- **Given problem**:
What follows are records. Restate all of them word for word.
**********
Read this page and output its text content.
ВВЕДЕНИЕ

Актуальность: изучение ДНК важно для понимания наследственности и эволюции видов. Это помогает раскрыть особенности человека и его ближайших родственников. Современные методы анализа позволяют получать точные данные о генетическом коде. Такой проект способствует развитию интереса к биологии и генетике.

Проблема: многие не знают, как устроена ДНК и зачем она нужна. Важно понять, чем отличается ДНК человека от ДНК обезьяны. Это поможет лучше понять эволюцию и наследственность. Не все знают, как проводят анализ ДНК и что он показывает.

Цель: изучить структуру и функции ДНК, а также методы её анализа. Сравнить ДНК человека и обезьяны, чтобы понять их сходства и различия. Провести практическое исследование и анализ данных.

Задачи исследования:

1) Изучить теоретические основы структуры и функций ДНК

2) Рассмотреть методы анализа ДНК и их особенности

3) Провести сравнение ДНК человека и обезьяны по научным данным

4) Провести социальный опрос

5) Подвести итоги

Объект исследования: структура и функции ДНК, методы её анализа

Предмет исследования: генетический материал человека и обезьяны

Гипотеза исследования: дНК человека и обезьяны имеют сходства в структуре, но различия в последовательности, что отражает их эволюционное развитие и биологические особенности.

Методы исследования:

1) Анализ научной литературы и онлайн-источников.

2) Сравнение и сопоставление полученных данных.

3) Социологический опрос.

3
**********
- **Complete response**:
Read this page and output its text content.
ВВЕДЕНИЕ

Актуальность: изучение ДНК важно для понимания наследственности и эволюции видов. Это помогает раскрыть особенности человека и его ближайших родственников. Современные методы анализа позволяют получать точные данные о генетическом коде. Такой проект способствует развитию интереса к биологии и генетике.

Проблема: многие не знают, как устроена ДНК и зачем она нужна. Важно понять, чем отличается ДНК человека от ДНК обезьяны. Это поможет лучше понять эволюцию и наследственность. Не все знают, как проводят анализ ДНК и что он показывает.

Цель: изучить структуру и функции ДНК, а также методы её анализа. Сравнить ДНК человека и обезьяны, чтобы понять их сходства и различия. Провести практическое исследование и анализ данных.

Задачи исследования:

1) Изучить теоретические основы структуры и функций ДНК

2) Рассмотреть методы анализа ДНК и их особенности

3) Провести сравнение ДНК человека и обезьяны по научным данным

4) Провести социальный опрос

5) Подвести итоги

Объект исследования: структура и функции ДНК, методы её анализа

Предмет исследования: генетический материал человека и обезьяны

Гипотеза исследования: дНК человека и обезьяны имеют сходства в структуре, но различия в последовательности, что отражает их эволюционное развитие и биологические особенности.

Методы исследования:

1) Анализ научной литературы и онлайн-источников.

2) Сравнение и сопоставление полученных данных.

3) Социологический опрос.

3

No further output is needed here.